WHAT TO DO:
Quote the whole listing verbatim.

Stored entries
★ ★ ★

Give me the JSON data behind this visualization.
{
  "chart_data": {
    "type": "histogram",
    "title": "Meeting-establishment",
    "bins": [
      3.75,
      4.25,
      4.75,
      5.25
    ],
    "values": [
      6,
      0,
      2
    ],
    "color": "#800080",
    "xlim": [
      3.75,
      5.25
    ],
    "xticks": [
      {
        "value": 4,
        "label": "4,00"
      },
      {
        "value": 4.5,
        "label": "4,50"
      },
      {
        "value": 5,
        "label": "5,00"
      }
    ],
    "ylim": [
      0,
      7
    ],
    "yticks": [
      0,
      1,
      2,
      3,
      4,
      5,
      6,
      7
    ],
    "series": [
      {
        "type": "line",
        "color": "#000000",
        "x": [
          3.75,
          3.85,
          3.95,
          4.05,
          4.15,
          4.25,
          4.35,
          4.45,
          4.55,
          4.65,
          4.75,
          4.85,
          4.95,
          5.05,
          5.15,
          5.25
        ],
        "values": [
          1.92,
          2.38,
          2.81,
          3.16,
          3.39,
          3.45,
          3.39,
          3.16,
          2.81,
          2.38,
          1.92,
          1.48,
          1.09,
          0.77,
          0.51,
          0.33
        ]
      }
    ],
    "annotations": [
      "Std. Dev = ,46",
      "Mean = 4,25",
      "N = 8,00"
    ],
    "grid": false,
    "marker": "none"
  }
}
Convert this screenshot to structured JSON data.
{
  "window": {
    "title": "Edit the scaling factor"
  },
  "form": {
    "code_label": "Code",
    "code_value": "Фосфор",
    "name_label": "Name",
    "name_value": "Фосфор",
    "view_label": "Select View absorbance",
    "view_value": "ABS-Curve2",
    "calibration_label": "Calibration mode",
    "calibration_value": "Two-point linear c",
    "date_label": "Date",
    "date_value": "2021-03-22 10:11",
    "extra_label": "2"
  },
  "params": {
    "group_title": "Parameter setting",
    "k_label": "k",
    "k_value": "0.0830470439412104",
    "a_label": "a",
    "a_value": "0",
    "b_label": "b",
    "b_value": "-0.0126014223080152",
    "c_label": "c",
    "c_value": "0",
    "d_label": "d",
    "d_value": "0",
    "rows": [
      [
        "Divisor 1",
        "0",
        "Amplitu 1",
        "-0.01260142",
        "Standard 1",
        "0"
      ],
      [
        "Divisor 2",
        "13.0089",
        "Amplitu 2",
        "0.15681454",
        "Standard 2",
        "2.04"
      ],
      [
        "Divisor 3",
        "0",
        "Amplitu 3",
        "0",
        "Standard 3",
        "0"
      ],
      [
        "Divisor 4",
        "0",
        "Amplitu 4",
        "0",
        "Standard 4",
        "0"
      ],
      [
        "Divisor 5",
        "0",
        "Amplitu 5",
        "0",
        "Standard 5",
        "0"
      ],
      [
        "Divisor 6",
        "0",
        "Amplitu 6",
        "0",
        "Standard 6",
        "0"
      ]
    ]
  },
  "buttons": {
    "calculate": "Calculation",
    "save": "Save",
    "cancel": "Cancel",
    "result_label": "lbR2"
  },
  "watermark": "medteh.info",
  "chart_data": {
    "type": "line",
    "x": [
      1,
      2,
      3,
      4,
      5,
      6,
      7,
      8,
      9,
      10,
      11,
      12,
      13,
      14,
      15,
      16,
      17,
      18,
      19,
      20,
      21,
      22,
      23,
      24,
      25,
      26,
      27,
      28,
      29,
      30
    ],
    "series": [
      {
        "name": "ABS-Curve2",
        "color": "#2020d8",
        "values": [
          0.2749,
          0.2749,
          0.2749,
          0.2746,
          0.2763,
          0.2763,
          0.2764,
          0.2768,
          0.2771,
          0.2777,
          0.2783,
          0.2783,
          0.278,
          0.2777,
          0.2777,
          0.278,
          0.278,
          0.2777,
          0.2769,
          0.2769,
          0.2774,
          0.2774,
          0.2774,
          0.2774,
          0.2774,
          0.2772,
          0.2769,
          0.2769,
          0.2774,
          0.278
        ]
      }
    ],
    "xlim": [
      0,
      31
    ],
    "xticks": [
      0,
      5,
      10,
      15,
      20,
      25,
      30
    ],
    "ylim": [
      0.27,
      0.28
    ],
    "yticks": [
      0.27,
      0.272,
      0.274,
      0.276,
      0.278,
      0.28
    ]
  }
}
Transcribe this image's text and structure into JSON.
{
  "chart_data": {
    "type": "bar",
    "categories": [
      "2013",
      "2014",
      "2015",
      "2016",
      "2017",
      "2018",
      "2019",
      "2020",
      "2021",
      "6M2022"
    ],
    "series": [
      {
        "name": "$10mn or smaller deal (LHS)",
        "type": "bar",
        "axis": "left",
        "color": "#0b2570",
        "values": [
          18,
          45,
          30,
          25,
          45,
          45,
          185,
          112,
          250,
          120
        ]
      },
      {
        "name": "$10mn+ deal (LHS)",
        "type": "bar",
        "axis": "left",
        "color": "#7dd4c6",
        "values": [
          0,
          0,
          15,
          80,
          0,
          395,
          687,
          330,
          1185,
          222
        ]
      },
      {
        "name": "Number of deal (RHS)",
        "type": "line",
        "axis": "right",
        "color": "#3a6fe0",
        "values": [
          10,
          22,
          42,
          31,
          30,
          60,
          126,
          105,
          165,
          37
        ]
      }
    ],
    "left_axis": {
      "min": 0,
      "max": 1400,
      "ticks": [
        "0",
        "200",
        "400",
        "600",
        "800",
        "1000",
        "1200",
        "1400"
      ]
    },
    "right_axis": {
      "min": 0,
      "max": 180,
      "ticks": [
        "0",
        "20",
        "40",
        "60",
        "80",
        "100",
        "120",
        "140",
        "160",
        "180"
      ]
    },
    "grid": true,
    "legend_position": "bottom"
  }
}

★ ★ ★

EXERCISE RESULT:
Give me the JSON data behind this visualization.
{
  "chart_data": {
    "type": "histogram",
    "title": "Meeting-establishment",
    "bins": [
      3.75,
      4.25,
      4.75,
      5.25
    ],
    "values": [
      6,
      0,
      2
    ],
    "color": "#800080",
    "xlim": [
      3.75,
      5.25
    ],
    "xticks": [
      {
        "value": 4,
        "label": "4,00"
      },
      {
        "value": 4.5,
        "label": "4,50"
      },
      {
        "value": 5,
        "label": "5,00"
      }
    ],
    "ylim": [
      0,
      7
    ],
    "yticks": [
      0,
      1,
      2,
      3,
      4,
      5,
      6,
      7
    ],
    "series": [
      {
        "type": "line",
        "color": "#000000",
        "x": [
          3.75,
          3.85,
          3.95,
          4.05,
          4.15,
          4.25,
          4.35,
          4.45,
          4.55,
          4.65,
          4.75,
          4.85,
          4.95,
          5.05,
          5.15,
          5.25
        ],
        "values": [
          1.92,
          2.38,
          2.81,
          3.16,
          3.39,
          3.45,
          3.39,
          3.16,
          2.81,
          2.38,
          1.92,
          1.48,
          1.09,
          0.77,
          0.51,
          0.33
        ]
      }
    ],
    "annotations": [
      "Std. Dev = ,46",
      "Mean = 4,25",
      "N = 8,00"
    ],
    "grid": false,
    "marker": "none"
  }
}
Convert this screenshot to structured JSON data.
{
  "window": {
    "title": "Edit the scaling factor"
  },
  "form": {
    "code_label": "Code",
    "code_value": "Фосфор",
    "name_label": "Name",
    "name_value": "Фосфор",
    "view_label": "Select View absorbance",
    "view_value": "ABS-Curve2",
    "calibration_label": "Calibration mode",
    "calibration_value": "Two-point linear c",
    "date_label": "Date",
    "date_value": "2021-03-22 10:11",
    "extra_label": "2"
  },
  "params": {
    "group_title": "Parameter setting",
    "k_label": "k",
    "k_value": "0.0830470439412104",
    "a_label": "a",
    "a_value": "0",
    "b_label": "b",
    "b_value": "-0.0126014223080152",
    "c_label": "c",
    "c_value": "0",
    "d_label": "d",
    "d_value": "0",
    "rows": [
      [
        "Divisor 1",
        "0",
        "Amplitu 1",
        "-0.01260142",
        "Standard 1",
        "0"
      ],
      [
        "Divisor 2",
        "13.0089",
        "Amplitu 2",
        "0.15681454",
        "Standard 2",
        "2.04"
      ],
      [
        "Divisor 3",
        "0",
        "Amplitu 3",
        "0",
        "Standard 3",
        "0"
      ],
      [
        "Divisor 4",
        "0",
        "Amplitu 4",
        "0",
        "Standard 4",
        "0"
      ],
      [
        "Divisor 5",
        "0",
        "Amplitu 5",
        "0",
        "Standard 5",
        "0"
      ],
      [
        "Divisor 6",
        "0",
        "Amplitu 6",
        "0",
        "Standard 6",
        "0"
      ]
    ]
  },
  "buttons": {
    "calculate": "Calculation",
    "save": "Save",
    "cancel": "Cancel",
    "result_label": "lbR2"
  },
  "watermark": "medteh.info",
  "chart_data": {
    "type": "line",
    "x": [
      1,
      2,
      3,
      4,
      5,
      6,
      7,
      8,
      9,
      10,
      11,
      12,
      13,
      14,
      15,
      16,
      17,
      18,
      19,
      20,
      21,
      22,
      23,
      24,
      25,
      26,
      27,
      28,
      29,
      30
    ],
    "series": [
      {
        "name": "ABS-Curve2",
        "color": "#2020d8",
        "values": [
          0.2749,
          0.2749,
          0.2749,
          0.2746,
          0.2763,
          0.2763,
          0.2764,
          0.2768,
          0.2771,
          0.2777,
          0.2783,
          0.2783,
          0.278,
          0.2777,
          0.2777,
          0.278,
          0.278,
          0.2777,
          0.2769,
          0.2769,
          0.2774,
          0.2774,
          0.2774,
          0.2774,
          0.2774,
          0.2772,
          0.2769,
          0.2769,
          0.2774,
          0.278
        ]
      }
    ],
    "xlim": [
      0,
      31
    ],
    "xticks": [
      0,
      5,
      10,
      15,
      20,
      25,
      30
    ],
    "ylim": [
      0.27,
      0.28
    ],
    "yticks": [
      0.27,
      0.272,
      0.274,
      0.276,
      0.278,
      0.28
    ]
  }
}
Transcribe this image's text and structure into JSON.
{
  "chart_data": {
    "type": "bar",
    "categories": [
      "2013",
      "2014",
      "2015",
      "2016",
      "2017",
      "2018",
      "2019",
      "2020",
      "2021",
      "6M2022"
    ],
    "series": [
      {
        "name": "$10mn or smaller deal (LHS)",
        "type": "bar",
        "axis": "left",
        "color": "#0b2570",
        "values": [
          18,
          45,
          30,
          25,
          45,
          45,
          185,
          112,
          250,
          120
        ]
      },
      {
        "name": "$10mn+ deal (LHS)",
        "type": "bar",
        "axis": "left",
        "color": "#7dd4c6",
        "values": [
          0,
          0,
          15,
          80,
          0,
          395,
          687,
          330,
          1185,
          222
        ]
      },
      {
        "name": "Number of deal (RHS)",
        "type": "line",
        "axis": "right",
        "color": "#3a6fe0",
        "values": [
          10,
          22,
          42,
          31,
          30,
          60,
          126,
          105,
          165,
          37
        ]
      }
    ],
    "left_axis": {
      "min": 0,
      "max": 1400,
      "ticks": [
        "0",
        "200",
        "400",
        "600",
        "800",
        "1000",
        "1200",
        "1400"
      ]
    },
    "right_axis": {
      "min": 0,
      "max": 180,
      "ticks": [
        "0",
        "20",
        "40",
        "60",
        "80",
        "100",
        "120",
        "140",
        "160",
        "180"
      ]
    },
    "grid": true,
    "legend_position": "bottom"
  }
}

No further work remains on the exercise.